Dataset entries:
>>>

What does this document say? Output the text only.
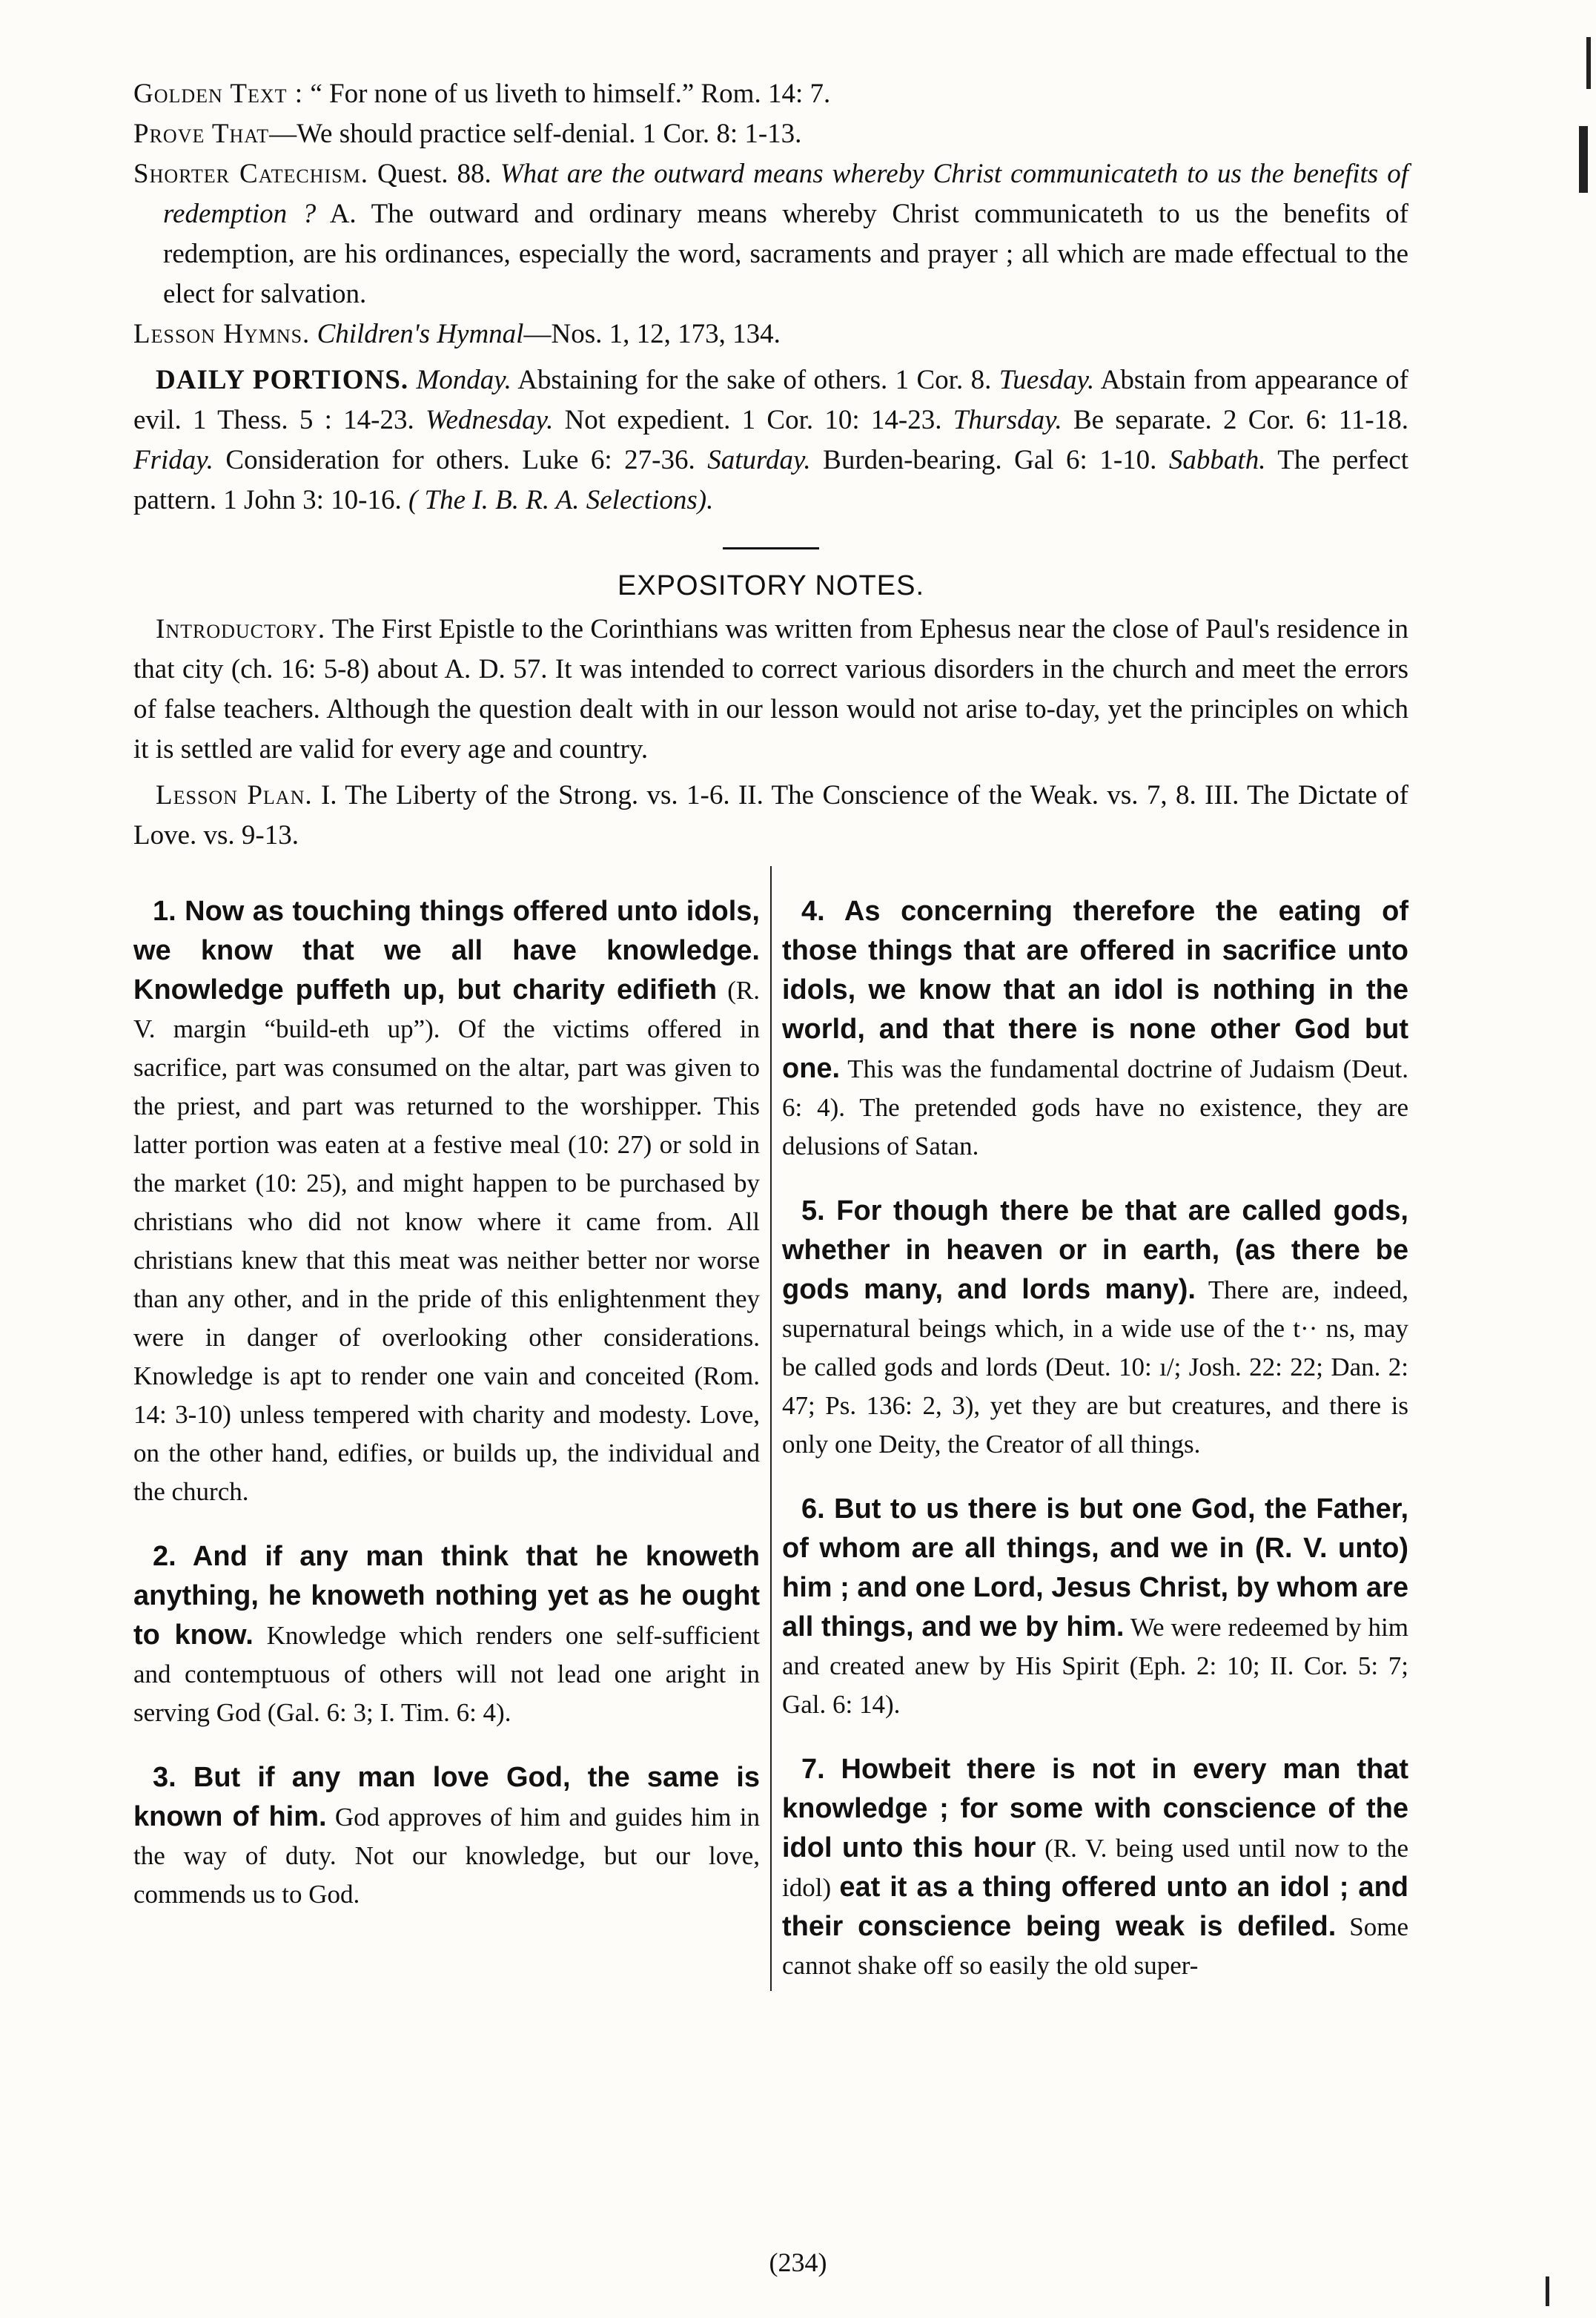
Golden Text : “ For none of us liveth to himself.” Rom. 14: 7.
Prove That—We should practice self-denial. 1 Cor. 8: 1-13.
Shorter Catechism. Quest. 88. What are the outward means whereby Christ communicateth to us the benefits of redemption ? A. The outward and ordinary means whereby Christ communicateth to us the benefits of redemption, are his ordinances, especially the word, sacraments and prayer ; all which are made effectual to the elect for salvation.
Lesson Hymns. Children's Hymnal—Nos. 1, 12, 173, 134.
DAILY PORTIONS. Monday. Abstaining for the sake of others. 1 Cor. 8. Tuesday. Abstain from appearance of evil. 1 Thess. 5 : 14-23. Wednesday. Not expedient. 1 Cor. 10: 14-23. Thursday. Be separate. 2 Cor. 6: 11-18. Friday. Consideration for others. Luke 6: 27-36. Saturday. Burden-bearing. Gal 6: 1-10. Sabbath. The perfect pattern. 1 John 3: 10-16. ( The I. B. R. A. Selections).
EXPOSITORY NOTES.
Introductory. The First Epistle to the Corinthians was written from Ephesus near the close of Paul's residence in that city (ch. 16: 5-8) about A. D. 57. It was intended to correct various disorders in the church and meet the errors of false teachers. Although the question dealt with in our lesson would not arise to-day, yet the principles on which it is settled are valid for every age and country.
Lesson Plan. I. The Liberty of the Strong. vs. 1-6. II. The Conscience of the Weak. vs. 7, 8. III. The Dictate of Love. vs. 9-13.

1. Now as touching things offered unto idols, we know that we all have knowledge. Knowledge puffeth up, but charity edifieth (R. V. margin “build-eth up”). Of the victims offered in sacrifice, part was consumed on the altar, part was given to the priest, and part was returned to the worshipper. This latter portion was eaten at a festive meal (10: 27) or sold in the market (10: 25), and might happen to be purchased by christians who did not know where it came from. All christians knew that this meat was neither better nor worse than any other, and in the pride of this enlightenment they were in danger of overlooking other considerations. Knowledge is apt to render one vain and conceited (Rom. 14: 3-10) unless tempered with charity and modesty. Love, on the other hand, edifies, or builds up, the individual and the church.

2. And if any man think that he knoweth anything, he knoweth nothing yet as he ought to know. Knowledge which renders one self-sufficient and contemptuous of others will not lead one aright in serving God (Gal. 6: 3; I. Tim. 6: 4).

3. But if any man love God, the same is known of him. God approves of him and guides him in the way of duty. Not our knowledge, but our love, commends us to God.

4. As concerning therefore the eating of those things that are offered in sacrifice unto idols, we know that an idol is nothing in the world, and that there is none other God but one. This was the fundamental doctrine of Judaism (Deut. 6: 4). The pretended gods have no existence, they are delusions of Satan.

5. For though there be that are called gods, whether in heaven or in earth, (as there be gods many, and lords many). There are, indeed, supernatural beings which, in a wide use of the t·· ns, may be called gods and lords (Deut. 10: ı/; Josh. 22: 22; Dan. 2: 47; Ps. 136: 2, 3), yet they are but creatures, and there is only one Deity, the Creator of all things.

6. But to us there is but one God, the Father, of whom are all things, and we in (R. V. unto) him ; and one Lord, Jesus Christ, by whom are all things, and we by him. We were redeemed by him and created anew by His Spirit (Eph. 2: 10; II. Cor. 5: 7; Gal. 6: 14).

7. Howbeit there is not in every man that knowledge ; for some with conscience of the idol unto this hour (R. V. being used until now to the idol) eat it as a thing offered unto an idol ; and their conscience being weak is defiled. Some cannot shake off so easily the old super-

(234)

<<<
>>>

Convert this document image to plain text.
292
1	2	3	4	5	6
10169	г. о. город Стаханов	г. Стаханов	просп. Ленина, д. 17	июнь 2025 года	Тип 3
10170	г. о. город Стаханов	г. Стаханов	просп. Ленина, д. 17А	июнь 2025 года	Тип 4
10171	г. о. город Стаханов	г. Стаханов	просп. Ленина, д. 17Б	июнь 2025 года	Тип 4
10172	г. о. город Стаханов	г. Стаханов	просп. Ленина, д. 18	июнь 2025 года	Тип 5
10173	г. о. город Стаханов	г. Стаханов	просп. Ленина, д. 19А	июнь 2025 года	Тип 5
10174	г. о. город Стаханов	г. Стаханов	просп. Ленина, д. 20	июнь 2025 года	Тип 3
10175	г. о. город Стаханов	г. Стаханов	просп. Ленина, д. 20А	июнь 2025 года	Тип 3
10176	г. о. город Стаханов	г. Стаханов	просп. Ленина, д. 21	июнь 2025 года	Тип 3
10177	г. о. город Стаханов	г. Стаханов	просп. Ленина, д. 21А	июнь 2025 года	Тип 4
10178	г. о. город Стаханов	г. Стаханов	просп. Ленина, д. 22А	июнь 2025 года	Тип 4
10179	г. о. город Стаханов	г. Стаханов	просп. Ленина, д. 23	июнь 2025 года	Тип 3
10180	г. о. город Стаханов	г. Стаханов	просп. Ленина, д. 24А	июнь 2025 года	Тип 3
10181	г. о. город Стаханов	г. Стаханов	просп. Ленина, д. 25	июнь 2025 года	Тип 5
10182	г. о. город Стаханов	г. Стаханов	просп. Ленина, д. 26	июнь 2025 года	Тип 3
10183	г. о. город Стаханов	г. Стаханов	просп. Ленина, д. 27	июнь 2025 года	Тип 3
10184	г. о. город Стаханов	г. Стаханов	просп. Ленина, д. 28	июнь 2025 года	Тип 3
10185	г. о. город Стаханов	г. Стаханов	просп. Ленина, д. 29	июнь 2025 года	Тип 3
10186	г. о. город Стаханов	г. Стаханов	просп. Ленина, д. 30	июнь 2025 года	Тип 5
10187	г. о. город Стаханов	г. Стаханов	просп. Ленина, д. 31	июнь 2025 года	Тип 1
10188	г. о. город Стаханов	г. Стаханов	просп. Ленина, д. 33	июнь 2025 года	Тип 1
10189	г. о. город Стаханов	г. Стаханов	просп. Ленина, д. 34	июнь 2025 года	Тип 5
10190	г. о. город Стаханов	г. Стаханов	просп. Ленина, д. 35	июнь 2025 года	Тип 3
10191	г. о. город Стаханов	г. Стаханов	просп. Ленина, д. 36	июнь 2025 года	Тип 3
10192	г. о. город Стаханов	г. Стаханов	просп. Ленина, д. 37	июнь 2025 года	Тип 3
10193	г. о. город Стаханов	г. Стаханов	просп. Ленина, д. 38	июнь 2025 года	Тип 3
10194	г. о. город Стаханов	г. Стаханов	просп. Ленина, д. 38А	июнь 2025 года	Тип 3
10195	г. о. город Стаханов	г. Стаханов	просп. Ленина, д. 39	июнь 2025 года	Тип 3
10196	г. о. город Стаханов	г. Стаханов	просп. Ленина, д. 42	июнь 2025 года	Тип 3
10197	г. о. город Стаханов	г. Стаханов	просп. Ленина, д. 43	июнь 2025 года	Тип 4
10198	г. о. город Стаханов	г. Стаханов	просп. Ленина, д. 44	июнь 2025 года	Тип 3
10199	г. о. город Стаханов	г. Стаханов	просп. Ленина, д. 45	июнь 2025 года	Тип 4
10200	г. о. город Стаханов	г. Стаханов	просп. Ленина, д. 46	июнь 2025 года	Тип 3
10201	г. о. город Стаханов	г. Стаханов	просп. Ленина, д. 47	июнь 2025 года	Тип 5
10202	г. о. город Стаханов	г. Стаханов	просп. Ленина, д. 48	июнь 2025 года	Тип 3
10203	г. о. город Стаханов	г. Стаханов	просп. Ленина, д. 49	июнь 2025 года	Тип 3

<<<
>>>

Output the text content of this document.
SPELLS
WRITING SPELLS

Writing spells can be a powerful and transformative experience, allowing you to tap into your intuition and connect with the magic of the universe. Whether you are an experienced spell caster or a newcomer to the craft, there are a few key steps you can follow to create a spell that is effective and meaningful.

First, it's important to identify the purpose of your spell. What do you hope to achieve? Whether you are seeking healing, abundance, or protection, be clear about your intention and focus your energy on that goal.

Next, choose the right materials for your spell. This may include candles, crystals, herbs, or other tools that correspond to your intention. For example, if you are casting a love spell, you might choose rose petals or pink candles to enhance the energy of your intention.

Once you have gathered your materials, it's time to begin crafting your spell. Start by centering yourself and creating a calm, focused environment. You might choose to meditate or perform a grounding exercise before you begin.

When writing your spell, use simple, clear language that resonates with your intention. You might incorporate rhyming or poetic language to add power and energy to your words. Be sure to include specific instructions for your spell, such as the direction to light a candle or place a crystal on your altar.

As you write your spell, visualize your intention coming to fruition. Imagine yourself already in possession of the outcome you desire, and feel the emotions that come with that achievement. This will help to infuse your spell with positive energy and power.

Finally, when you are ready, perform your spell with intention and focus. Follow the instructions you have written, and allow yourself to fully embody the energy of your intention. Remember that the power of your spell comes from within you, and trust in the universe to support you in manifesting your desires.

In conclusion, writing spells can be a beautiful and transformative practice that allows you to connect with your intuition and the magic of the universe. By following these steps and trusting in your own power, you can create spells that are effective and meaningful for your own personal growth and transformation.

<<<

▶ **THE EXERCISE**
Read the entries and pick out all lines that include the word "perform".

▶ **EXERCISE OUTPUT**
Once you have gathered your materials, it's time to begin crafting your spell. Start by centering yourself and creating a calm, focused environment. You might choose to meditate or perform a grounding exercise before you begin.
Finally, when you are ready, perform your spell with intention and focus. Follow the instructions you have written, and allow yourself to fully embody the energy of your intention. Remember that the power of your spell comes from within you, and trust in the universe to support you in manifesting your desires.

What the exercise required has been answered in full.